#### [Entries shown]
-*-

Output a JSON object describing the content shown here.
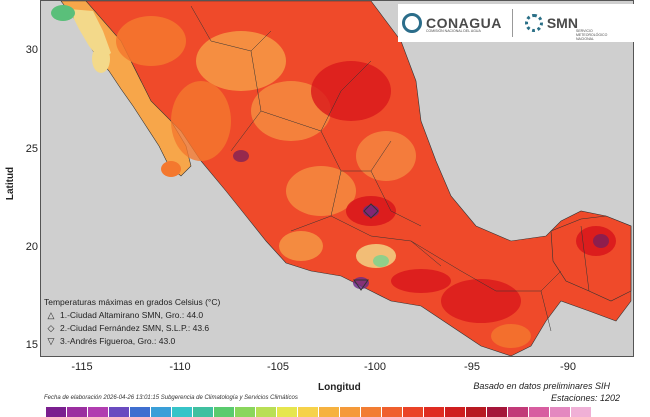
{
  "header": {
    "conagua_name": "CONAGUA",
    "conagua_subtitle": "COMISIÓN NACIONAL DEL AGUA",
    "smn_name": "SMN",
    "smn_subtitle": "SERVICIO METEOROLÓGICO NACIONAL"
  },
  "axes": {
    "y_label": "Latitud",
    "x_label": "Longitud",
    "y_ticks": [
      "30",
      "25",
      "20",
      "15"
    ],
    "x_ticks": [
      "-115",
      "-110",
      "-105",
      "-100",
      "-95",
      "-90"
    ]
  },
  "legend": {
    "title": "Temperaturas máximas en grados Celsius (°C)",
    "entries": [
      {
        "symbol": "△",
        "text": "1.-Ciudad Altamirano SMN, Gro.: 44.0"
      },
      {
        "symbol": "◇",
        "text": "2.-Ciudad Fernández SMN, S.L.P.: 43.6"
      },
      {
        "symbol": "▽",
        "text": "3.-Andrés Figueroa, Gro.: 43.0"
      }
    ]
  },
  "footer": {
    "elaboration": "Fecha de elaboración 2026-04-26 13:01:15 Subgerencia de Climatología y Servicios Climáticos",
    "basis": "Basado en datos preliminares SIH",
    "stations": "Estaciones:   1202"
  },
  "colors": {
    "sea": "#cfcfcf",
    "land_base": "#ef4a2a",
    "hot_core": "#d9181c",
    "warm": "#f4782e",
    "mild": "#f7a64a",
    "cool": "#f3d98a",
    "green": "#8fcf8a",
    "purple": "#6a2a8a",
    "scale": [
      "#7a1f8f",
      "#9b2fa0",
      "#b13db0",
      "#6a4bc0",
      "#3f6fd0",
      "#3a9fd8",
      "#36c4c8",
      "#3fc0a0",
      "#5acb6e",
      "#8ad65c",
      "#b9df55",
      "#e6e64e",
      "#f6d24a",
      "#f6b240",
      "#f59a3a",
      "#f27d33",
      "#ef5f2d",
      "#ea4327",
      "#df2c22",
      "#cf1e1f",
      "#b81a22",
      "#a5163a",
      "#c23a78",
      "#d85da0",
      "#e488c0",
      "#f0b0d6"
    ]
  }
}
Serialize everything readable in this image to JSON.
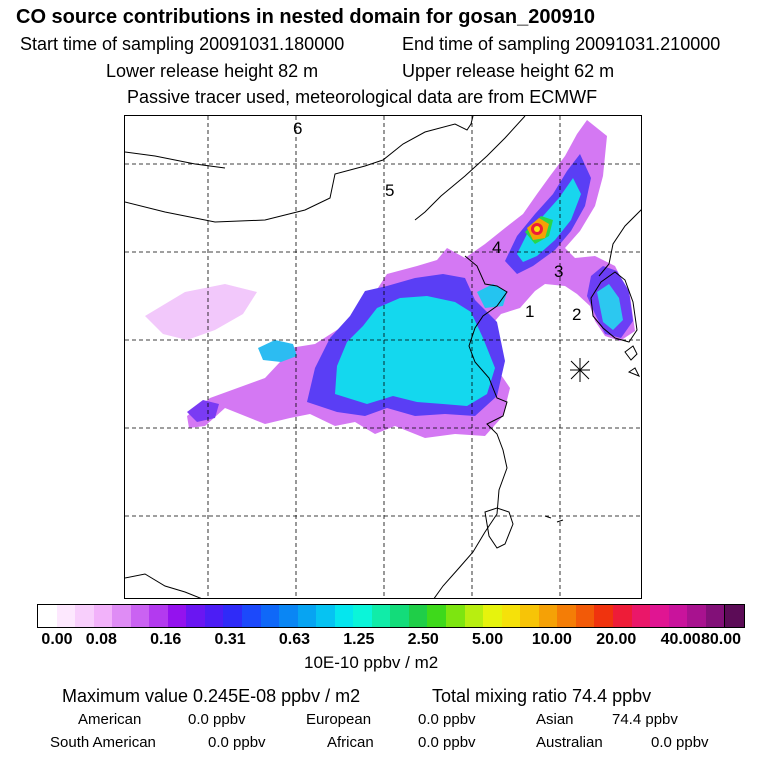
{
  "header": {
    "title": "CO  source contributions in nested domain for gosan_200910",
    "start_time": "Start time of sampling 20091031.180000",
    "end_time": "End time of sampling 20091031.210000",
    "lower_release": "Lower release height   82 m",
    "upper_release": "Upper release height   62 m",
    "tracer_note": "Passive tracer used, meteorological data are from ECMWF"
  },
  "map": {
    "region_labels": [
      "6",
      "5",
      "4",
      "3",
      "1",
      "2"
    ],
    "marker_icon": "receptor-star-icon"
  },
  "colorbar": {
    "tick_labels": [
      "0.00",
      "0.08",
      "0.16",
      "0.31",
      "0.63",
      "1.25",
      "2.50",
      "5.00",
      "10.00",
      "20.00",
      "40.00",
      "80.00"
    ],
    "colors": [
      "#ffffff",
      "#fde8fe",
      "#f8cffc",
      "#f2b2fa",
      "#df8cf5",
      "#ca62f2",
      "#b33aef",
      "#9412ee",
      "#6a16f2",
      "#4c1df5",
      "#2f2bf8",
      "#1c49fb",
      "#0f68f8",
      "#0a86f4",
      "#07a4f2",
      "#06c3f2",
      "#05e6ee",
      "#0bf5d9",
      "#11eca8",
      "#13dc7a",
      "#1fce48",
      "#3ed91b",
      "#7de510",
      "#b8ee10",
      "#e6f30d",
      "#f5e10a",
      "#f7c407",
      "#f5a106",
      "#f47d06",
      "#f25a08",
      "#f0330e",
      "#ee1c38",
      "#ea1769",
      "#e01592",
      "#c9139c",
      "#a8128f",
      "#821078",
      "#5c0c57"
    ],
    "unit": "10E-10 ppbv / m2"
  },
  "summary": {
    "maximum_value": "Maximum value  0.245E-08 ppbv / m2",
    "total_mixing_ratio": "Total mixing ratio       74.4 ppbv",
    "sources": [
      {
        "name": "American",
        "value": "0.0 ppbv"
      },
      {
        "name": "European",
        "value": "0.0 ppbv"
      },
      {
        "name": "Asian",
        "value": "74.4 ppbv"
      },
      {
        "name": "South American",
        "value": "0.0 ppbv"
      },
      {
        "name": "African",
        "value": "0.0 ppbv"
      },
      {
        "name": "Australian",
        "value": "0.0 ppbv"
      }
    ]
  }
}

-*-

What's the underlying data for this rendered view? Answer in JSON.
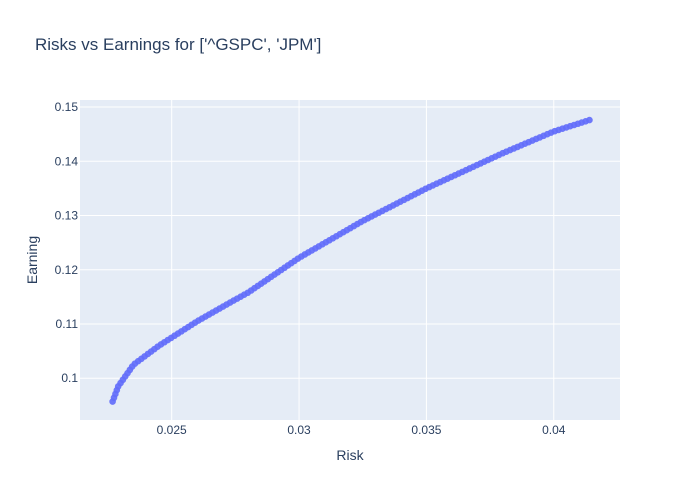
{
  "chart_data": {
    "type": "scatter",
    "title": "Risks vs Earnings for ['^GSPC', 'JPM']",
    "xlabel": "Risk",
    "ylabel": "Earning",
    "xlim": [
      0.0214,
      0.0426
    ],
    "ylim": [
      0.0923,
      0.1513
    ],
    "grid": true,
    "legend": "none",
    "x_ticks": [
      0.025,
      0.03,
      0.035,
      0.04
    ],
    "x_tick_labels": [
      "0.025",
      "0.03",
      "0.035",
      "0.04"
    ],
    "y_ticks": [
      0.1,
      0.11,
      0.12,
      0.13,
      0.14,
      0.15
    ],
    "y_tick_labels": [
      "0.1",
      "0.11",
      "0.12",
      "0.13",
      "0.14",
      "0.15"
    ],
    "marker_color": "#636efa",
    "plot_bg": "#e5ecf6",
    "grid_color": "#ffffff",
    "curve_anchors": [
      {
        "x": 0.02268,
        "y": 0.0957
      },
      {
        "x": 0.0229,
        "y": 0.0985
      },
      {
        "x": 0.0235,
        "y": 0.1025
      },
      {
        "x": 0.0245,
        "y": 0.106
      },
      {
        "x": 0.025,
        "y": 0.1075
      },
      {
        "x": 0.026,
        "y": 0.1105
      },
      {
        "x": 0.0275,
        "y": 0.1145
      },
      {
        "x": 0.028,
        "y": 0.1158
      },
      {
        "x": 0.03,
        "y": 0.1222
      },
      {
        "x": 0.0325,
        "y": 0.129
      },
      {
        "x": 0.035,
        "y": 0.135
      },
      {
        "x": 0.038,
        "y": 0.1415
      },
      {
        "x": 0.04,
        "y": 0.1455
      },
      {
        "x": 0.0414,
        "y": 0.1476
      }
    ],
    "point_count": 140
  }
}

-*-

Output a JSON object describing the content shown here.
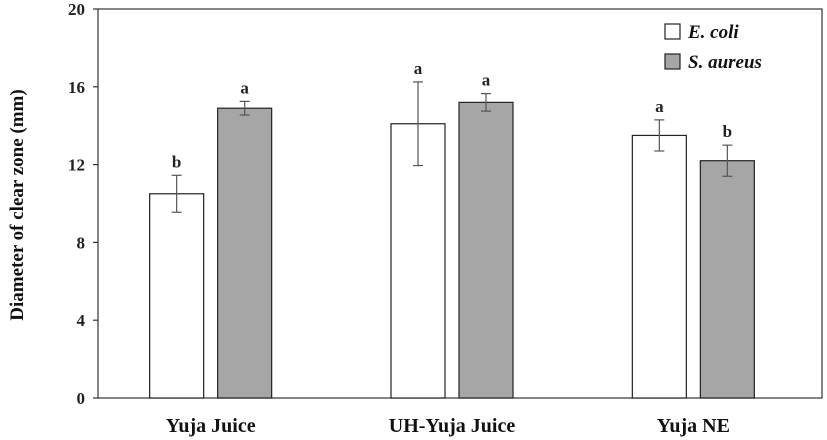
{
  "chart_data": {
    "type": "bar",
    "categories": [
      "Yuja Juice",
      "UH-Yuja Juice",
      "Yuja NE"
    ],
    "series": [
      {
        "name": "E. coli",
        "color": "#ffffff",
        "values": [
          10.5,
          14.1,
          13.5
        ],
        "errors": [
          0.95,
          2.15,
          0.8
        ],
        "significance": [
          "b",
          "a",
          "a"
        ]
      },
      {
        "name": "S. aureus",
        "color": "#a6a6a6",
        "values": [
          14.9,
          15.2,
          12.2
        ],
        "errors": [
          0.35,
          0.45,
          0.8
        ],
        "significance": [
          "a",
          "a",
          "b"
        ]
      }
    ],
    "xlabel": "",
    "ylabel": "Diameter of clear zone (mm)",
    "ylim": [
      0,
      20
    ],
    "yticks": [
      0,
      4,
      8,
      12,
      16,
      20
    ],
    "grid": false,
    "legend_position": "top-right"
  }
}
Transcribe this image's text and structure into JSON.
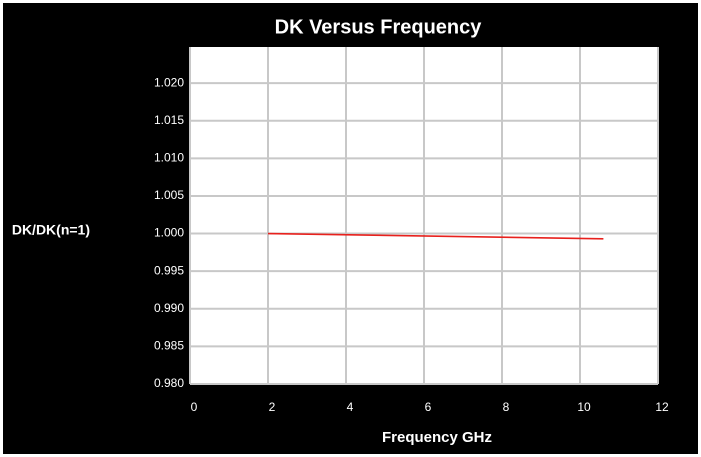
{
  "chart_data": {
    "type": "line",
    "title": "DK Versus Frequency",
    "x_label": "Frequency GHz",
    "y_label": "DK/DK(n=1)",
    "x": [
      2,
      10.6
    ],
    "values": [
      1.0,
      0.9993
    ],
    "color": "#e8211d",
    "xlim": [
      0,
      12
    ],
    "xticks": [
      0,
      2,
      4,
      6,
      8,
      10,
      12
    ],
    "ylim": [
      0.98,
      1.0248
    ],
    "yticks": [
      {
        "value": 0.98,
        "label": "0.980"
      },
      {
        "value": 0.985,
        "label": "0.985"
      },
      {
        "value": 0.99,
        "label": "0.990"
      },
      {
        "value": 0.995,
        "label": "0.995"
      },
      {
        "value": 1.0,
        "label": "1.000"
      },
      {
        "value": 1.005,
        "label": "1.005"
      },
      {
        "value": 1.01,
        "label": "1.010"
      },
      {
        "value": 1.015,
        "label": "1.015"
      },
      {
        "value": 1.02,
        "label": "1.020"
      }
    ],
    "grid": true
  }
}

-*-

#### [Goal]
Find every line in the records that has the string "this", then state how many there are and nothing else.

#### [Task output]
3